_PROVIDED INFORMATION_
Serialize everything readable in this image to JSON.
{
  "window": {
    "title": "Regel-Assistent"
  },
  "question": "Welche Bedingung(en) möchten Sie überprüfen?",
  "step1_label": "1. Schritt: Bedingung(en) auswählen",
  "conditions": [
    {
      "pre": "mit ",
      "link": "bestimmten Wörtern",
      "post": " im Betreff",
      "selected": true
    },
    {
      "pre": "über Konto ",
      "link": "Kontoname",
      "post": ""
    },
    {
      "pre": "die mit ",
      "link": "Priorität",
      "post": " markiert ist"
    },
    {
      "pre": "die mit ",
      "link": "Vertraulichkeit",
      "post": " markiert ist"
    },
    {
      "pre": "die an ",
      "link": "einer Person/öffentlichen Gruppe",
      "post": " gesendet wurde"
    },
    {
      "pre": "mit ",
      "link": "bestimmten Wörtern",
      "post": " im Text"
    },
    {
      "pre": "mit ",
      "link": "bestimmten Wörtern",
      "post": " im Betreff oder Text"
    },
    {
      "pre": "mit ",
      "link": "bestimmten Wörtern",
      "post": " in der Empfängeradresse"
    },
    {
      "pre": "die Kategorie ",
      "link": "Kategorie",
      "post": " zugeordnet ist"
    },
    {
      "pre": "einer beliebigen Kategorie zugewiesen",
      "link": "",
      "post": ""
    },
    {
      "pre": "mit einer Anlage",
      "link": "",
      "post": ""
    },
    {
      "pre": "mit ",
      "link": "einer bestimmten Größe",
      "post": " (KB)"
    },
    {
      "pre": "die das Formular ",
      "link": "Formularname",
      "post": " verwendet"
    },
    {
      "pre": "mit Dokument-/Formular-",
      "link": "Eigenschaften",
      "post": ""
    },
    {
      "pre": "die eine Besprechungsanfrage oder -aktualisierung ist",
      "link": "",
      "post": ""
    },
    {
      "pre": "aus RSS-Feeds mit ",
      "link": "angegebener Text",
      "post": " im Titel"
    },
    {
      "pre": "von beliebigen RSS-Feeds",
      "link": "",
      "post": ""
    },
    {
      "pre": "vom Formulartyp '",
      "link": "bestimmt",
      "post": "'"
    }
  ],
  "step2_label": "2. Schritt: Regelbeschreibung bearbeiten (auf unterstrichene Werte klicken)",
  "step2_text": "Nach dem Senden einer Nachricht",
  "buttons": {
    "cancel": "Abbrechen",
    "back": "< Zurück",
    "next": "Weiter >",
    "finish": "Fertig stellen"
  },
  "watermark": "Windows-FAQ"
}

_TASK DIRECTIONS_
Write the listing out again, exactly as shown above.

_CORRECT RESULT_
Serialize everything readable in this image to JSON.
{
  "window": {
    "title": "Regel-Assistent"
  },
  "question": "Welche Bedingung(en) möchten Sie überprüfen?",
  "step1_label": "1. Schritt: Bedingung(en) auswählen",
  "conditions": [
    {
      "pre": "mit ",
      "link": "bestimmten Wörtern",
      "post": " im Betreff",
      "selected": true
    },
    {
      "pre": "über Konto ",
      "link": "Kontoname",
      "post": ""
    },
    {
      "pre": "die mit ",
      "link": "Priorität",
      "post": " markiert ist"
    },
    {
      "pre": "die mit ",
      "link": "Vertraulichkeit",
      "post": " markiert ist"
    },
    {
      "pre": "die an ",
      "link": "einer Person/öffentlichen Gruppe",
      "post": " gesendet wurde"
    },
    {
      "pre": "mit ",
      "link": "bestimmten Wörtern",
      "post": " im Text"
    },
    {
      "pre": "mit ",
      "link": "bestimmten Wörtern",
      "post": " im Betreff oder Text"
    },
    {
      "pre": "mit ",
      "link": "bestimmten Wörtern",
      "post": " in der Empfängeradresse"
    },
    {
      "pre": "die Kategorie ",
      "link": "Kategorie",
      "post": " zugeordnet ist"
    },
    {
      "pre": "einer beliebigen Kategorie zugewiesen",
      "link": "",
      "post": ""
    },
    {
      "pre": "mit einer Anlage",
      "link": "",
      "post": ""
    },
    {
      "pre": "mit ",
      "link": "einer bestimmten Größe",
      "post": " (KB)"
    },
    {
      "pre": "die das Formular ",
      "link": "Formularname",
      "post": " verwendet"
    },
    {
      "pre": "mit Dokument-/Formular-",
      "link": "Eigenschaften",
      "post": ""
    },
    {
      "pre": "die eine Besprechungsanfrage oder -aktualisierung ist",
      "link": "",
      "post": ""
    },
    {
      "pre": "aus RSS-Feeds mit ",
      "link": "angegebener Text",
      "post": " im Titel"
    },
    {
      "pre": "von beliebigen RSS-Feeds",
      "link": "",
      "post": ""
    },
    {
      "pre": "vom Formulartyp '",
      "link": "bestimmt",
      "post": "'"
    }
  ],
  "step2_label": "2. Schritt: Regelbeschreibung bearbeiten (auf unterstrichene Werte klicken)",
  "step2_text": "Nach dem Senden einer Nachricht",
  "buttons": {
    "cancel": "Abbrechen",
    "back": "< Zurück",
    "next": "Weiter >",
    "finish": "Fertig stellen"
  },
  "watermark": "Windows-FAQ"
}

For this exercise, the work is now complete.